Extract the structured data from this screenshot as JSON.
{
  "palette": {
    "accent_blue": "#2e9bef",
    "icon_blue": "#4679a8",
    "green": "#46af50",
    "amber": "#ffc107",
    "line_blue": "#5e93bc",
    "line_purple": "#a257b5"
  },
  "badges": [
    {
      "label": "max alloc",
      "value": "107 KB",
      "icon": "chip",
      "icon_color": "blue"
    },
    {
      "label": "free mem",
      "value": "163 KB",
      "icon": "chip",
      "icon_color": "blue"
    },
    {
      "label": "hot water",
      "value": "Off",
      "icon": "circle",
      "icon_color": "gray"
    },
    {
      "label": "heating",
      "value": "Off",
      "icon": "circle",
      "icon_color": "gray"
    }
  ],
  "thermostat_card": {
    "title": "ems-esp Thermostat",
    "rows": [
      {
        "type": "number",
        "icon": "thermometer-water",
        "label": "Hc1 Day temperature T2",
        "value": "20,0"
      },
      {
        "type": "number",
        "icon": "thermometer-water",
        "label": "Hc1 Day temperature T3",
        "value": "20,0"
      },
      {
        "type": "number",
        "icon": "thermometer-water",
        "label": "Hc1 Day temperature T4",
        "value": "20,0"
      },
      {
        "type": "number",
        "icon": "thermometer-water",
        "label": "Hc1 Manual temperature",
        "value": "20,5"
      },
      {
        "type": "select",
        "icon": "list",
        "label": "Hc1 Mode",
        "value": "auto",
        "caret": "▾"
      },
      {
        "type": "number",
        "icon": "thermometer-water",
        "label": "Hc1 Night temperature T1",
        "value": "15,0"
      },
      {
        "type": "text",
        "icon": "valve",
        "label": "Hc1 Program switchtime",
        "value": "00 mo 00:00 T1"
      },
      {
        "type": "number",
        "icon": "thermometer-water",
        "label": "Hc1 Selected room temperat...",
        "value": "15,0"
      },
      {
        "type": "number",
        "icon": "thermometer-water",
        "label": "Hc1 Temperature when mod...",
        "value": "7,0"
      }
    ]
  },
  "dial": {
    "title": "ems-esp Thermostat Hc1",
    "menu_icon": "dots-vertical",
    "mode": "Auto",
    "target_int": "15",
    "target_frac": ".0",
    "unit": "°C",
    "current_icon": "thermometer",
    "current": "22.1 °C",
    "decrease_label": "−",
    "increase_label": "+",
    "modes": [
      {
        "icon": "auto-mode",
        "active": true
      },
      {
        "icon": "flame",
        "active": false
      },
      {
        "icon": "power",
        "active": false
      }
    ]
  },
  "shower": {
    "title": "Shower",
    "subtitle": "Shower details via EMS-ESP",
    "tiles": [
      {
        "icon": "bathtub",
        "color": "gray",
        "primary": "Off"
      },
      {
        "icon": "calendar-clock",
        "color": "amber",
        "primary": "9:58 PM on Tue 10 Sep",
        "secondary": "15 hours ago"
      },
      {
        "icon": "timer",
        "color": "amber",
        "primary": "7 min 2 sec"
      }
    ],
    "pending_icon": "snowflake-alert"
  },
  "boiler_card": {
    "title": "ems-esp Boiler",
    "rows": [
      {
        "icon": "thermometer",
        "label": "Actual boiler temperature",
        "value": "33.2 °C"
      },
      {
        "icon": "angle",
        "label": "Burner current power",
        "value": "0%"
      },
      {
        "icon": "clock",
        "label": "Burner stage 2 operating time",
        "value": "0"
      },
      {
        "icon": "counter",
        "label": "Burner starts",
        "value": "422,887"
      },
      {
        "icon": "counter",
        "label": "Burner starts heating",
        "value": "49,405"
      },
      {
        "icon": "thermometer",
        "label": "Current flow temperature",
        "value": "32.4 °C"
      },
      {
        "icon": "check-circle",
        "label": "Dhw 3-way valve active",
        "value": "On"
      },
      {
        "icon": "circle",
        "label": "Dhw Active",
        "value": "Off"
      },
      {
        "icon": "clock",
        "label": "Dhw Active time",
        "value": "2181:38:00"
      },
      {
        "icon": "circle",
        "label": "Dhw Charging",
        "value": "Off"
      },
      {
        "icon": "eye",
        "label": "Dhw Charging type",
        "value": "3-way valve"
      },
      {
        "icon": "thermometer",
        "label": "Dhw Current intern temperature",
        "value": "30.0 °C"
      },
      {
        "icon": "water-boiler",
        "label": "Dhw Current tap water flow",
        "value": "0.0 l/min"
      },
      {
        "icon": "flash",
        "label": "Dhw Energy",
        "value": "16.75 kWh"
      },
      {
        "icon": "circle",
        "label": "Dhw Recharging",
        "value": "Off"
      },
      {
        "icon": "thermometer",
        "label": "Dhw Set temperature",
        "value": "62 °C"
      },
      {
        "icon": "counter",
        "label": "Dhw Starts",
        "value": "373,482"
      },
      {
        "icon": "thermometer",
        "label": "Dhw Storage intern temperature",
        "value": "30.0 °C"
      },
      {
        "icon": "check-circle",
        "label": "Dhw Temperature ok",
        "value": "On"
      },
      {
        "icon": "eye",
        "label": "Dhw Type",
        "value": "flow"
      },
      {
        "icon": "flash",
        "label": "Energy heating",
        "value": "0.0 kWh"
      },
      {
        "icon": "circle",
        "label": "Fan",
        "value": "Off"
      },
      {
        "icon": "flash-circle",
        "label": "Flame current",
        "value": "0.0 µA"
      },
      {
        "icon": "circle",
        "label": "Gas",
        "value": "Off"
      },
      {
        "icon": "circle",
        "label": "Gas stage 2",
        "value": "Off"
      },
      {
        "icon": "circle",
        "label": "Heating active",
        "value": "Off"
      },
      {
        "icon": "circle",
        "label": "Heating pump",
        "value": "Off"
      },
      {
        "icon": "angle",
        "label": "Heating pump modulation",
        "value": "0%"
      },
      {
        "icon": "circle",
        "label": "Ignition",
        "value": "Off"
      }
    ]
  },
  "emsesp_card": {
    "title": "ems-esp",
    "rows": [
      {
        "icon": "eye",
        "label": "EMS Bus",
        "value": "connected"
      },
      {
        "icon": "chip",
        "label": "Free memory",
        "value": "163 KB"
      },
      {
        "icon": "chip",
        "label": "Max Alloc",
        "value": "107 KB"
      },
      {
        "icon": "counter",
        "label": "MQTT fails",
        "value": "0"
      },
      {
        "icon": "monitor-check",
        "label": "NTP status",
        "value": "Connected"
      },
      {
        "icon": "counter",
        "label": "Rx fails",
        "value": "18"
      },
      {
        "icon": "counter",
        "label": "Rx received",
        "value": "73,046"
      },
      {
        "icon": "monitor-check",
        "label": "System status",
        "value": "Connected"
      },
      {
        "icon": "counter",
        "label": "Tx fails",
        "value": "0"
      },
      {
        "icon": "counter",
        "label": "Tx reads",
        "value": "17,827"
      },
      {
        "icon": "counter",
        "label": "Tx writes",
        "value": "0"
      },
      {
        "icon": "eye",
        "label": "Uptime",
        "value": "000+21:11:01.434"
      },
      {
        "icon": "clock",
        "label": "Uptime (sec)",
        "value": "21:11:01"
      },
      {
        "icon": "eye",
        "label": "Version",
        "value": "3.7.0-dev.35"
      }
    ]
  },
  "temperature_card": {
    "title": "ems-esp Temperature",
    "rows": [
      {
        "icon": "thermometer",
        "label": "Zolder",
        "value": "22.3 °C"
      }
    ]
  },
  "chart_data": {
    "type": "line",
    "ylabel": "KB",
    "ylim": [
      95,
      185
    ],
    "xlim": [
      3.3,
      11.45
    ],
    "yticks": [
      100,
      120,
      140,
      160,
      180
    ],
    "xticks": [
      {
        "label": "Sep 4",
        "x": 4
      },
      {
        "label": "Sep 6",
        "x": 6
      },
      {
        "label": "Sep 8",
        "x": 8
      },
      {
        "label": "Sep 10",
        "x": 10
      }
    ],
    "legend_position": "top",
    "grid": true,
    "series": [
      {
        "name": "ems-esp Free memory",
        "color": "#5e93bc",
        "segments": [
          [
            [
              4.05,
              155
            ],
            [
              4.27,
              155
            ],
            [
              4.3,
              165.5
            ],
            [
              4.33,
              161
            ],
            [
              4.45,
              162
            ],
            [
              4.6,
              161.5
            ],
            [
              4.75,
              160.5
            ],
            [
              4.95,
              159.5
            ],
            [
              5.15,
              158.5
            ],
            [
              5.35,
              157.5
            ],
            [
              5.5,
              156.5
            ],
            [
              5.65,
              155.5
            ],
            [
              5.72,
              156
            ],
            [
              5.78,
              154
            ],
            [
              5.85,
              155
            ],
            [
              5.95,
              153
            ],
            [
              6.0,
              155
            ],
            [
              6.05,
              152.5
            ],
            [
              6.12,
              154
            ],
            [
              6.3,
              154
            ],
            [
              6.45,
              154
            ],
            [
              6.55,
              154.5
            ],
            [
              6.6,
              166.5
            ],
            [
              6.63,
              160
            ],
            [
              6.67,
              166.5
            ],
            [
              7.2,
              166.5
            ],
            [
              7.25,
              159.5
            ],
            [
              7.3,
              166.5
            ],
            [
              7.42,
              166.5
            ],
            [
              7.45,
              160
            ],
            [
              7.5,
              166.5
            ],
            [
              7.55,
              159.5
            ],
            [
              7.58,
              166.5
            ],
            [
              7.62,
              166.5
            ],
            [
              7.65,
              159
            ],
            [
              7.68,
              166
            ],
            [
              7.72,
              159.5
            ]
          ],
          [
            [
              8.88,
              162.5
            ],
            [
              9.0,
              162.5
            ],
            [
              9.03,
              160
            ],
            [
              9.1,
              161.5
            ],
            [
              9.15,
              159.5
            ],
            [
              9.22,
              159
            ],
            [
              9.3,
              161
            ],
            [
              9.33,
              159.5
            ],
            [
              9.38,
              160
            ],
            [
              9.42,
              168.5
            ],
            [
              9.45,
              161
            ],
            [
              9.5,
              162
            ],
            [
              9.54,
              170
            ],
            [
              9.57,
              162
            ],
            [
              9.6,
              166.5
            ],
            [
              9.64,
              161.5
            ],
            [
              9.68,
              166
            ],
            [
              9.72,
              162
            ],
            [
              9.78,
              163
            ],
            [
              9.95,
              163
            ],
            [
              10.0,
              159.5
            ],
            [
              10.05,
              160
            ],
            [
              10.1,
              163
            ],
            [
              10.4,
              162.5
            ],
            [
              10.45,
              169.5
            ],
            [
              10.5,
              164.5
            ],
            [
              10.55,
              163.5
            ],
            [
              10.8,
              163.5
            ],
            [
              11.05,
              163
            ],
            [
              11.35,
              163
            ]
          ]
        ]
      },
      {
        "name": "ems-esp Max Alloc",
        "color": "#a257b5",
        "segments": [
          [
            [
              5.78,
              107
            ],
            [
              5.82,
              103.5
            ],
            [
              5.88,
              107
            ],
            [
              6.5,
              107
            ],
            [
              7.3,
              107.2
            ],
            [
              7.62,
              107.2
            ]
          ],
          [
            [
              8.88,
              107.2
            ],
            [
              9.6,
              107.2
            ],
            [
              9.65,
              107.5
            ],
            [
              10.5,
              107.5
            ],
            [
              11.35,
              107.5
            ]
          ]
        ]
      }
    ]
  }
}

:::

Go through the material above and count the lines that contain "name"; give that number alone.

Written response: 2